▶ **SET TASK**: Lines holding the string "Widok" are the ones to copy; find them all in the data.

# Start of LISTED ENTRIES

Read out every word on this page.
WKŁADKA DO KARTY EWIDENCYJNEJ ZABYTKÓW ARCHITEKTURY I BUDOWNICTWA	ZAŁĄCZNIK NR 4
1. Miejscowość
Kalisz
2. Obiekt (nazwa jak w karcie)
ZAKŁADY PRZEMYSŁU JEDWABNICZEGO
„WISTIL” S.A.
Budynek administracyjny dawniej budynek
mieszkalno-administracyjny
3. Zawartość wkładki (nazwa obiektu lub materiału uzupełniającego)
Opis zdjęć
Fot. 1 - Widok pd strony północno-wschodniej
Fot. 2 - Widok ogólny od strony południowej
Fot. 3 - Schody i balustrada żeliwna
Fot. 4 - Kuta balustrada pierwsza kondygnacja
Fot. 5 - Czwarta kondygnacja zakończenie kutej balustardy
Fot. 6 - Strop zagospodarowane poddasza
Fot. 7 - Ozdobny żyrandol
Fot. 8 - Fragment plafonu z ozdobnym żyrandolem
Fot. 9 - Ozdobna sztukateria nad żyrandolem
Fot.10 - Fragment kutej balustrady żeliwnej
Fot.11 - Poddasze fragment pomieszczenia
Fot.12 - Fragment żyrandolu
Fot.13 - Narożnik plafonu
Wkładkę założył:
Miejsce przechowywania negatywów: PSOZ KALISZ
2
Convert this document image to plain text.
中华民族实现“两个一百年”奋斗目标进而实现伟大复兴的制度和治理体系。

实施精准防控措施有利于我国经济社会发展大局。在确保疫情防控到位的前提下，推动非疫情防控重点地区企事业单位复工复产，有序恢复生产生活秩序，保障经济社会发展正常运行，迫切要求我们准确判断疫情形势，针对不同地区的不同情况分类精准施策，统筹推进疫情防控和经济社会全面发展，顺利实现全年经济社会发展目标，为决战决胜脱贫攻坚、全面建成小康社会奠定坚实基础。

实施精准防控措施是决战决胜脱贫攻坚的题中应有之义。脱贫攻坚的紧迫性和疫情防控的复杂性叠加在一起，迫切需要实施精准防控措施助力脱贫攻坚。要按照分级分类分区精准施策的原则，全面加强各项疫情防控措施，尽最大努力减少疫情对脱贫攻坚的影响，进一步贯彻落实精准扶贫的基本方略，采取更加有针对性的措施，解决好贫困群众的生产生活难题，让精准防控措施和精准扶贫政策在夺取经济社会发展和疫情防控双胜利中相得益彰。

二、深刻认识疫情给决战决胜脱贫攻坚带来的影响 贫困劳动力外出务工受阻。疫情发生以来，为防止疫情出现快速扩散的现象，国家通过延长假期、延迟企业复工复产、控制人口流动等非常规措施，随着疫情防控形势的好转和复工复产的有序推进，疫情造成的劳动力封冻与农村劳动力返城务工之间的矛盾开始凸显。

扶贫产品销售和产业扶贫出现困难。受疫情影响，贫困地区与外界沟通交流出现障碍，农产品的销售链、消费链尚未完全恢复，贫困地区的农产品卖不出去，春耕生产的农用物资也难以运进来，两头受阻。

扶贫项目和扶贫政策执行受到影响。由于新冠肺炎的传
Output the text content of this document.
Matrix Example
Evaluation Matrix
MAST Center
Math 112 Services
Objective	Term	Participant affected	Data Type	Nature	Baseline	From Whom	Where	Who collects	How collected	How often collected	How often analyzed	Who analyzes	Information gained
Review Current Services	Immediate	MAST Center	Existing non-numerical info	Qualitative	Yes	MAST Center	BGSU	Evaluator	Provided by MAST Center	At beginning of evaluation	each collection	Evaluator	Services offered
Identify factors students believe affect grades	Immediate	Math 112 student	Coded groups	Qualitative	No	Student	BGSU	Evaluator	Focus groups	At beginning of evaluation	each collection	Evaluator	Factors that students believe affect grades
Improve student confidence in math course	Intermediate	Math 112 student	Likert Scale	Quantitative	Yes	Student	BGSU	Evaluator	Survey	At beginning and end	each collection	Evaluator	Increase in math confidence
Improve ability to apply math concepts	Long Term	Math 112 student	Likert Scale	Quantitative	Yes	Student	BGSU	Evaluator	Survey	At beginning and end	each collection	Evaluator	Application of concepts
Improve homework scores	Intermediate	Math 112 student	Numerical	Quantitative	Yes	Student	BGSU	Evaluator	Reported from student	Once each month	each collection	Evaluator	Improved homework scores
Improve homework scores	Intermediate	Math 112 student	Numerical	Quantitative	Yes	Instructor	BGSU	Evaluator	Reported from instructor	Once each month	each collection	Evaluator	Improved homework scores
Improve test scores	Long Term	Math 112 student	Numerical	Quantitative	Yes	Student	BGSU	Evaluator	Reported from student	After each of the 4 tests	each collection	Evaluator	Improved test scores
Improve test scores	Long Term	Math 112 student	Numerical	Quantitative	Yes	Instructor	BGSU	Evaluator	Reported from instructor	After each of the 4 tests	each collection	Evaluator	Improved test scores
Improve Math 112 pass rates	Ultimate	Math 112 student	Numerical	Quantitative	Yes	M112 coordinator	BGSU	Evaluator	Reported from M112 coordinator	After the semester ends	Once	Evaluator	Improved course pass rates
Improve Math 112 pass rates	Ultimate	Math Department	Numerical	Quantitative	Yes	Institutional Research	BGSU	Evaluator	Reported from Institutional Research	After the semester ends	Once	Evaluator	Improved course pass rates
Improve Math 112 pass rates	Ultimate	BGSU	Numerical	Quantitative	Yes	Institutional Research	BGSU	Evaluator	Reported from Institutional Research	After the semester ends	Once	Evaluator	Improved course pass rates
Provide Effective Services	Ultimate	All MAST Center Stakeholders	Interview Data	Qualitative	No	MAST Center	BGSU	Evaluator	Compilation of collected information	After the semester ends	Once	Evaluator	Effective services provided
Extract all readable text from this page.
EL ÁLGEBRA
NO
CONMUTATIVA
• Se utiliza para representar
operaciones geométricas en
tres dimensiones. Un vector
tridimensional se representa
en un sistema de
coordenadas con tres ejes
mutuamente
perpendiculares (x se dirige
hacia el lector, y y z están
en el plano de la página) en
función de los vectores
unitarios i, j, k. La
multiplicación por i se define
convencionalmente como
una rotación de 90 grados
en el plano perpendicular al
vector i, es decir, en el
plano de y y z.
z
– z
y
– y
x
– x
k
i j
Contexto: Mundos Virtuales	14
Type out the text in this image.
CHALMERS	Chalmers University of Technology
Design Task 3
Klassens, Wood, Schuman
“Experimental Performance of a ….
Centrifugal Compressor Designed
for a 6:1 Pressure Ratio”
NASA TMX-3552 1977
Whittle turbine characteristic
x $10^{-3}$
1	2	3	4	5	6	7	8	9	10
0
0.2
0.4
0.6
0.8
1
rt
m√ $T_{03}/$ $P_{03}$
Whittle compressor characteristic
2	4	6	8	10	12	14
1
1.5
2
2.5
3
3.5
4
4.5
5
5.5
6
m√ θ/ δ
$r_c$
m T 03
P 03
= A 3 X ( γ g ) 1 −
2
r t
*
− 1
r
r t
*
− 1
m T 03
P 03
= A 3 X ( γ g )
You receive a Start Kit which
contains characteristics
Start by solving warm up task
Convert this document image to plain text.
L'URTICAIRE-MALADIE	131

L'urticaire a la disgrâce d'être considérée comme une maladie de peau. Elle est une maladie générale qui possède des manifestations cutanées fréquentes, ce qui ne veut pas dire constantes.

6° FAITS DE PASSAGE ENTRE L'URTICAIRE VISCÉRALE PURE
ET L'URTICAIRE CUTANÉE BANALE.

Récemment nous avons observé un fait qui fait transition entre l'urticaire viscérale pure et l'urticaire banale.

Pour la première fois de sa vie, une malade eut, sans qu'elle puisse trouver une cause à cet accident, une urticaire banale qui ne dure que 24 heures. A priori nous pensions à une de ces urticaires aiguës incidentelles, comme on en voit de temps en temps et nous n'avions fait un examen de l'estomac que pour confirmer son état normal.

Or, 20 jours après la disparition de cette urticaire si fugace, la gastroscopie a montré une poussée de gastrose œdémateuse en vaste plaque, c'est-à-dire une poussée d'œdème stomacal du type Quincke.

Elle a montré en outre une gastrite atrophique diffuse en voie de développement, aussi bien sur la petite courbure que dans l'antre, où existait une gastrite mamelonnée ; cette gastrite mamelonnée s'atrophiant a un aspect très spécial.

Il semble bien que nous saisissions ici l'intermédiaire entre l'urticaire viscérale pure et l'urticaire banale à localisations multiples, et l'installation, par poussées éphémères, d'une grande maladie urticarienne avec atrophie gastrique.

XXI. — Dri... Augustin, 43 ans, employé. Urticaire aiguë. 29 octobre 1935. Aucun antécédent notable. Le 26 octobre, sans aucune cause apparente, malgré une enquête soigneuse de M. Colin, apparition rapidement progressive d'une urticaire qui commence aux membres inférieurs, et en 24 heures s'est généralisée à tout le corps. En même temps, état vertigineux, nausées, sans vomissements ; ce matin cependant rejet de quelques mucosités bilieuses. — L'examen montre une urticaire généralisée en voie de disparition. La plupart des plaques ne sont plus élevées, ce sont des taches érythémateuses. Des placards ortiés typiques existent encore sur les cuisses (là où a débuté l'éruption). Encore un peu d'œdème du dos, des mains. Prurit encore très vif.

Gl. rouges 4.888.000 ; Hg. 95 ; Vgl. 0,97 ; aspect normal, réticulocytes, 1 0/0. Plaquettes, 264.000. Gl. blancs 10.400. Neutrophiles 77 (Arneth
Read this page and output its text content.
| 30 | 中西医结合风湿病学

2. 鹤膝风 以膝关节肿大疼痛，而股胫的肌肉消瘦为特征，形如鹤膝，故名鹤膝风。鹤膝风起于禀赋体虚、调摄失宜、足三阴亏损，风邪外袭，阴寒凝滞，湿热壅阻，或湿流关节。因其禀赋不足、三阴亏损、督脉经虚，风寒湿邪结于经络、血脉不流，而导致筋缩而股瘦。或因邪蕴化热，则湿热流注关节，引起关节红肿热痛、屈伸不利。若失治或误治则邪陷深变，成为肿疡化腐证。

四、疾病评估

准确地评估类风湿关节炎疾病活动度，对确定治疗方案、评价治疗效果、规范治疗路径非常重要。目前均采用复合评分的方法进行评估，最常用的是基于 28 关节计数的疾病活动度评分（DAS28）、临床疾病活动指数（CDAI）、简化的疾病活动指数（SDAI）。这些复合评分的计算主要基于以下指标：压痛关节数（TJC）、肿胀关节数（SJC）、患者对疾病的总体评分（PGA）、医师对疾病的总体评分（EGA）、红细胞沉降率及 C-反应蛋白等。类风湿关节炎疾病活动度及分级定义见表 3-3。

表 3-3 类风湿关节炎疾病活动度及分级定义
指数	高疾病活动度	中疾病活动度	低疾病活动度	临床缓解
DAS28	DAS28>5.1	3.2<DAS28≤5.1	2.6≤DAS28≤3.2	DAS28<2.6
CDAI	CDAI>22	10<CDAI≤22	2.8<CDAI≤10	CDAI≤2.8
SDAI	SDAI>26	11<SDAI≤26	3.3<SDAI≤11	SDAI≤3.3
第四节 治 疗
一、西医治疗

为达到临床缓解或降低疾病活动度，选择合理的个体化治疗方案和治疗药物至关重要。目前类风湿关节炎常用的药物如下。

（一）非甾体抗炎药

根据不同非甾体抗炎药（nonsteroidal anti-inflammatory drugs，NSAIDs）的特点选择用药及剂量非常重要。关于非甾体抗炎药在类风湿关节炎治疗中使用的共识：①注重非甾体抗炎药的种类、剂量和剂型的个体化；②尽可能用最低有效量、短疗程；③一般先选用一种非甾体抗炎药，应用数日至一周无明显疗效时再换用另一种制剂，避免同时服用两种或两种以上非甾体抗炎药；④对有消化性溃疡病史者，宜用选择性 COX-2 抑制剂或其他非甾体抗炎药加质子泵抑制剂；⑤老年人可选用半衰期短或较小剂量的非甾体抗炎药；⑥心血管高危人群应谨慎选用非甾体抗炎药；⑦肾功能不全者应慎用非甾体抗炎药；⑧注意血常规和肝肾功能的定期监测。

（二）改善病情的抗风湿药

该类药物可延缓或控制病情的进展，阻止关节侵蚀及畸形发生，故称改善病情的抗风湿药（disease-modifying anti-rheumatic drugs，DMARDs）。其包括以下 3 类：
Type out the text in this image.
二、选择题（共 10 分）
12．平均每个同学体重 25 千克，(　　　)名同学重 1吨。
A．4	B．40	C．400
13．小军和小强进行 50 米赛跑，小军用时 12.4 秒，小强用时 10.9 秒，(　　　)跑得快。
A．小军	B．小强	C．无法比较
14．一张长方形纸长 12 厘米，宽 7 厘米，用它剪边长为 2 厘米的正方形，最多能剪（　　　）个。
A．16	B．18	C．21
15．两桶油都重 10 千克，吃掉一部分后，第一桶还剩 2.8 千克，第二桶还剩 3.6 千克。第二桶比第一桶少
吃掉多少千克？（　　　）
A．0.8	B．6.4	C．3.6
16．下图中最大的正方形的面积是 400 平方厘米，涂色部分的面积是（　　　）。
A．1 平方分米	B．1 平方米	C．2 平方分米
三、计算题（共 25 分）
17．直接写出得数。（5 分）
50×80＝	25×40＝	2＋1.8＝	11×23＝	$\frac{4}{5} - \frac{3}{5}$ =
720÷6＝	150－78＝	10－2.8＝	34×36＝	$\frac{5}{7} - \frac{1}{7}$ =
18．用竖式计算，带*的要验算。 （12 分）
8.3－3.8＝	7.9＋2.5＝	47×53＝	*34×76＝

# End of LISTED ENTRIES

▶ **RESPONSE BELOW**:
Fot. 1 - Widok pd strony północno-wschodniej
Fot. 2 - Widok ogólny od strony południowej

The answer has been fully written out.